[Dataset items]
============================================================
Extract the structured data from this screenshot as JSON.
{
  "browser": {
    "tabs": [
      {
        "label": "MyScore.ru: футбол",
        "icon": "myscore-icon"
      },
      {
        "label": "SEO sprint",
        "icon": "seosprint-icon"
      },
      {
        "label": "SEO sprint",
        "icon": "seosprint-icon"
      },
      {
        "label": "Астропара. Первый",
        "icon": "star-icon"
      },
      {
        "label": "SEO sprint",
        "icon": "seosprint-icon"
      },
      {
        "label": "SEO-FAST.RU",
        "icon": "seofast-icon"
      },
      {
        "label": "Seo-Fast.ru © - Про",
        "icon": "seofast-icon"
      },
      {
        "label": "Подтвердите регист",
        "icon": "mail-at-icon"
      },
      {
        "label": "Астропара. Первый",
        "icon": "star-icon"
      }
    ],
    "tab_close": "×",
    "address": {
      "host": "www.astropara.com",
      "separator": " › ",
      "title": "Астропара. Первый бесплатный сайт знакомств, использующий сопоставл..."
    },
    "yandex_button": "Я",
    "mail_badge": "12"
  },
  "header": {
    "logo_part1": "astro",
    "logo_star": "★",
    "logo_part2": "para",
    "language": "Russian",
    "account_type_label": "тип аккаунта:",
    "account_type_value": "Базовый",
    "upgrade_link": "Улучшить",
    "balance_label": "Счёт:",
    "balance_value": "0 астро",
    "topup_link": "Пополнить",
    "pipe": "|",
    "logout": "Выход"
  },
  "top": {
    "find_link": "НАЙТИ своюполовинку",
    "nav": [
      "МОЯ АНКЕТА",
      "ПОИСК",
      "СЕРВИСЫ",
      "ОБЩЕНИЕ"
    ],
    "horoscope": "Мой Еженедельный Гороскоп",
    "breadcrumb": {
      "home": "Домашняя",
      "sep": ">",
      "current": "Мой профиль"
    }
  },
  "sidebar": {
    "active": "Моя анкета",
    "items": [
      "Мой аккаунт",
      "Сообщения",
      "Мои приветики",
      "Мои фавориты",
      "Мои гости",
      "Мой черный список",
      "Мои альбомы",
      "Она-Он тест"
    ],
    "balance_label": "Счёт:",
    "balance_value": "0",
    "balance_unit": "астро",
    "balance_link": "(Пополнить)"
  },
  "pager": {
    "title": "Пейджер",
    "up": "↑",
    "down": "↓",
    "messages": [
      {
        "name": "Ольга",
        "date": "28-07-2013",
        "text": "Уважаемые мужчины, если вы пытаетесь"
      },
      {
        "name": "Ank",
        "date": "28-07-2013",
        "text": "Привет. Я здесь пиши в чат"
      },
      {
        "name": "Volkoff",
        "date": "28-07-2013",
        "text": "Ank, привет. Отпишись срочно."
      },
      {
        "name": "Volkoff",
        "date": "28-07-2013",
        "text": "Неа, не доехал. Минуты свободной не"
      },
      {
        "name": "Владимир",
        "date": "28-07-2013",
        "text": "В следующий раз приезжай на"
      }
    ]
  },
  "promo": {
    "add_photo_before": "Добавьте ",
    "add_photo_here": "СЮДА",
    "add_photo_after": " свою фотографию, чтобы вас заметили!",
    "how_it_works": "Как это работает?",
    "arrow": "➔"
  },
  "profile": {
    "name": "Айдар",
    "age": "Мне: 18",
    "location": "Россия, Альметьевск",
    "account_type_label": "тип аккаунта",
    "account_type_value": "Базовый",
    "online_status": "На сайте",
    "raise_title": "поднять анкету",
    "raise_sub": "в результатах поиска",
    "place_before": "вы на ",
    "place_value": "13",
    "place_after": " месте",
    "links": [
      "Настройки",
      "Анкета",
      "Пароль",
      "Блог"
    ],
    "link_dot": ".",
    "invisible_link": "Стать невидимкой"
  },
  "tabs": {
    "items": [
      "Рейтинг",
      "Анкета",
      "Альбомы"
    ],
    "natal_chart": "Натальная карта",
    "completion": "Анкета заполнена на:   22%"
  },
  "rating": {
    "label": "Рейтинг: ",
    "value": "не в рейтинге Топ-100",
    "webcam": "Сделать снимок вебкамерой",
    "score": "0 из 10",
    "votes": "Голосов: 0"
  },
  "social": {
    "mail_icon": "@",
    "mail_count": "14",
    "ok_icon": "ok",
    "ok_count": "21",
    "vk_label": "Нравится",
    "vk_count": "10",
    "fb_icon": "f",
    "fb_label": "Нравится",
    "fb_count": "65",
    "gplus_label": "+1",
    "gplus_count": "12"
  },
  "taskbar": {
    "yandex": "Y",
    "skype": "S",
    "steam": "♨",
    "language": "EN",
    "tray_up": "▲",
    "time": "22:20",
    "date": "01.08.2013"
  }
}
============================================================
Pull out each record as written and restate it exactly.

Extract the structured data from this screenshot as JSON.
{
  "browser": {
    "tabs": [
      {
        "label": "MyScore.ru: футбол",
        "icon": "myscore-icon"
      },
      {
        "label": "SEO sprint",
        "icon": "seosprint-icon"
      },
      {
        "label": "SEO sprint",
        "icon": "seosprint-icon"
      },
      {
        "label": "Астропара. Первый",
        "icon": "star-icon"
      },
      {
        "label": "SEO sprint",
        "icon": "seosprint-icon"
      },
      {
        "label": "SEO-FAST.RU",
        "icon": "seofast-icon"
      },
      {
        "label": "Seo-Fast.ru © - Про",
        "icon": "seofast-icon"
      },
      {
        "label": "Подтвердите регист",
        "icon": "mail-at-icon"
      },
      {
        "label": "Астропара. Первый",
        "icon": "star-icon"
      }
    ],
    "tab_close": "×",
    "address": {
      "host": "www.astropara.com",
      "separator": " › ",
      "title": "Астропара. Первый бесплатный сайт знакомств, использующий сопоставл..."
    },
    "yandex_button": "Я",
    "mail_badge": "12"
  },
  "header": {
    "logo_part1": "astro",
    "logo_star": "★",
    "logo_part2": "para",
    "language": "Russian",
    "account_type_label": "тип аккаунта:",
    "account_type_value": "Базовый",
    "upgrade_link": "Улучшить",
    "balance_label": "Счёт:",
    "balance_value": "0 астро",
    "topup_link": "Пополнить",
    "pipe": "|",
    "logout": "Выход"
  },
  "top": {
    "find_link": "НАЙТИ своюполовинку",
    "nav": [
      "МОЯ АНКЕТА",
      "ПОИСК",
      "СЕРВИСЫ",
      "ОБЩЕНИЕ"
    ],
    "horoscope": "Мой Еженедельный Гороскоп",
    "breadcrumb": {
      "home": "Домашняя",
      "sep": ">",
      "current": "Мой профиль"
    }
  },
  "sidebar": {
    "active": "Моя анкета",
    "items": [
      "Мой аккаунт",
      "Сообщения",
      "Мои приветики",
      "Мои фавориты",
      "Мои гости",
      "Мой черный список",
      "Мои альбомы",
      "Она-Он тест"
    ],
    "balance_label": "Счёт:",
    "balance_value": "0",
    "balance_unit": "астро",
    "balance_link": "(Пополнить)"
  },
  "pager": {
    "title": "Пейджер",
    "up": "↑",
    "down": "↓",
    "messages": [
      {
        "name": "Ольга",
        "date": "28-07-2013",
        "text": "Уважаемые мужчины, если вы пытаетесь"
      },
      {
        "name": "Ank",
        "date": "28-07-2013",
        "text": "Привет. Я здесь пиши в чат"
      },
      {
        "name": "Volkoff",
        "date": "28-07-2013",
        "text": "Ank, привет. Отпишись срочно."
      },
      {
        "name": "Volkoff",
        "date": "28-07-2013",
        "text": "Неа, не доехал. Минуты свободной не"
      },
      {
        "name": "Владимир",
        "date": "28-07-2013",
        "text": "В следующий раз приезжай на"
      }
    ]
  },
  "promo": {
    "add_photo_before": "Добавьте ",
    "add_photo_here": "СЮДА",
    "add_photo_after": " свою фотографию, чтобы вас заметили!",
    "how_it_works": "Как это работает?",
    "arrow": "➔"
  },
  "profile": {
    "name": "Айдар",
    "age": "Мне: 18",
    "location": "Россия, Альметьевск",
    "account_type_label": "тип аккаунта",
    "account_type_value": "Базовый",
    "online_status": "На сайте",
    "raise_title": "поднять анкету",
    "raise_sub": "в результатах поиска",
    "place_before": "вы на ",
    "place_value": "13",
    "place_after": " месте",
    "links": [
      "Настройки",
      "Анкета",
      "Пароль",
      "Блог"
    ],
    "link_dot": ".",
    "invisible_link": "Стать невидимкой"
  },
  "tabs": {
    "items": [
      "Рейтинг",
      "Анкета",
      "Альбомы"
    ],
    "natal_chart": "Натальная карта",
    "completion": "Анкета заполнена на:   22%"
  },
  "rating": {
    "label": "Рейтинг: ",
    "value": "не в рейтинге Топ-100",
    "webcam": "Сделать снимок вебкамерой",
    "score": "0 из 10",
    "votes": "Голосов: 0"
  },
  "social": {
    "mail_icon": "@",
    "mail_count": "14",
    "ok_icon": "ok",
    "ok_count": "21",
    "vk_label": "Нравится",
    "vk_count": "10",
    "fb_icon": "f",
    "fb_label": "Нравится",
    "fb_count": "65",
    "gplus_label": "+1",
    "gplus_count": "12"
  },
  "taskbar": {
    "yandex": "Y",
    "skype": "S",
    "steam": "♨",
    "language": "EN",
    "tray_up": "▲",
    "time": "22:20",
    "date": "01.08.2013"
  }
}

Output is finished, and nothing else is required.